* Records shown:
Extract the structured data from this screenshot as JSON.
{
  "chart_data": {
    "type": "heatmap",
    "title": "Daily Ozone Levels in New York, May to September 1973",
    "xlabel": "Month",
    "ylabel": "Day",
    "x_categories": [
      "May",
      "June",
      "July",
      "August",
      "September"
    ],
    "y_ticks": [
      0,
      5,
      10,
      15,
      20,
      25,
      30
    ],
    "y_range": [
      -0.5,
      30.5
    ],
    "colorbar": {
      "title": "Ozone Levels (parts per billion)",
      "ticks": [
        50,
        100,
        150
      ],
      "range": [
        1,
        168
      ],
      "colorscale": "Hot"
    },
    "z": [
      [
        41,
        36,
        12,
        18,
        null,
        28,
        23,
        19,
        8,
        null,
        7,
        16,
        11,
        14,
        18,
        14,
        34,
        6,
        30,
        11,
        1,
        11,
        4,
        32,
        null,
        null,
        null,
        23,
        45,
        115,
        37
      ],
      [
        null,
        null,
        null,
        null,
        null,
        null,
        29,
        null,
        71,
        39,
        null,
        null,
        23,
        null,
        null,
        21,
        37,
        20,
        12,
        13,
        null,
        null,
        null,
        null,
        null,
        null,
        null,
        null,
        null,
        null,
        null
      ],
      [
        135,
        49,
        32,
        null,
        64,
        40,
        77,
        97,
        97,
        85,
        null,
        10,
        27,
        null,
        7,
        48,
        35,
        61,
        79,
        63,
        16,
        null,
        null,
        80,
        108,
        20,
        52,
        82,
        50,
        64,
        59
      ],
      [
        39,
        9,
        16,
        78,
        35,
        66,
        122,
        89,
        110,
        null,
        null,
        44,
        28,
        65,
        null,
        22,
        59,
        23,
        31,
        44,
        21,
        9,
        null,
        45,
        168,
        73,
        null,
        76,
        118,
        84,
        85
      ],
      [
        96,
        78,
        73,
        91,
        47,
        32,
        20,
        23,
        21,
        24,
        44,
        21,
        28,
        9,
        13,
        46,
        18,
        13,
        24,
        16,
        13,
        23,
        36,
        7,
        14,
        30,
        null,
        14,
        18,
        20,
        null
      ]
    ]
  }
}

* Task requirements: Repeat the data verbatim.

* Finished task:
Extract the structured data from this screenshot as JSON.
{
  "chart_data": {
    "type": "heatmap",
    "title": "Daily Ozone Levels in New York, May to September 1973",
    "xlabel": "Month",
    "ylabel": "Day",
    "x_categories": [
      "May",
      "June",
      "July",
      "August",
      "September"
    ],
    "y_ticks": [
      0,
      5,
      10,
      15,
      20,
      25,
      30
    ],
    "y_range": [
      -0.5,
      30.5
    ],
    "colorbar": {
      "title": "Ozone Levels (parts per billion)",
      "ticks": [
        50,
        100,
        150
      ],
      "range": [
        1,
        168
      ],
      "colorscale": "Hot"
    },
    "z": [
      [
        41,
        36,
        12,
        18,
        null,
        28,
        23,
        19,
        8,
        null,
        7,
        16,
        11,
        14,
        18,
        14,
        34,
        6,
        30,
        11,
        1,
        11,
        4,
        32,
        null,
        null,
        null,
        23,
        45,
        115,
        37
      ],
      [
        null,
        null,
        null,
        null,
        null,
        null,
        29,
        null,
        71,
        39,
        null,
        null,
        23,
        null,
        null,
        21,
        37,
        20,
        12,
        13,
        null,
        null,
        null,
        null,
        null,
        null,
        null,
        null,
        null,
        null,
        null
      ],
      [
        135,
        49,
        32,
        null,
        64,
        40,
        77,
        97,
        97,
        85,
        null,
        10,
        27,
        null,
        7,
        48,
        35,
        61,
        79,
        63,
        16,
        null,
        null,
        80,
        108,
        20,
        52,
        82,
        50,
        64,
        59
      ],
      [
        39,
        9,
        16,
        78,
        35,
        66,
        122,
        89,
        110,
        null,
        null,
        44,
        28,
        65,
        null,
        22,
        59,
        23,
        31,
        44,
        21,
        9,
        null,
        45,
        168,
        73,
        null,
        76,
        118,
        84,
        85
      ],
      [
        96,
        78,
        73,
        91,
        47,
        32,
        20,
        23,
        21,
        24,
        44,
        21,
        28,
        9,
        13,
        46,
        18,
        13,
        24,
        16,
        13,
        23,
        36,
        7,
        14,
        30,
        null,
        14,
        18,
        20,
        null
      ]
    ]
  }
}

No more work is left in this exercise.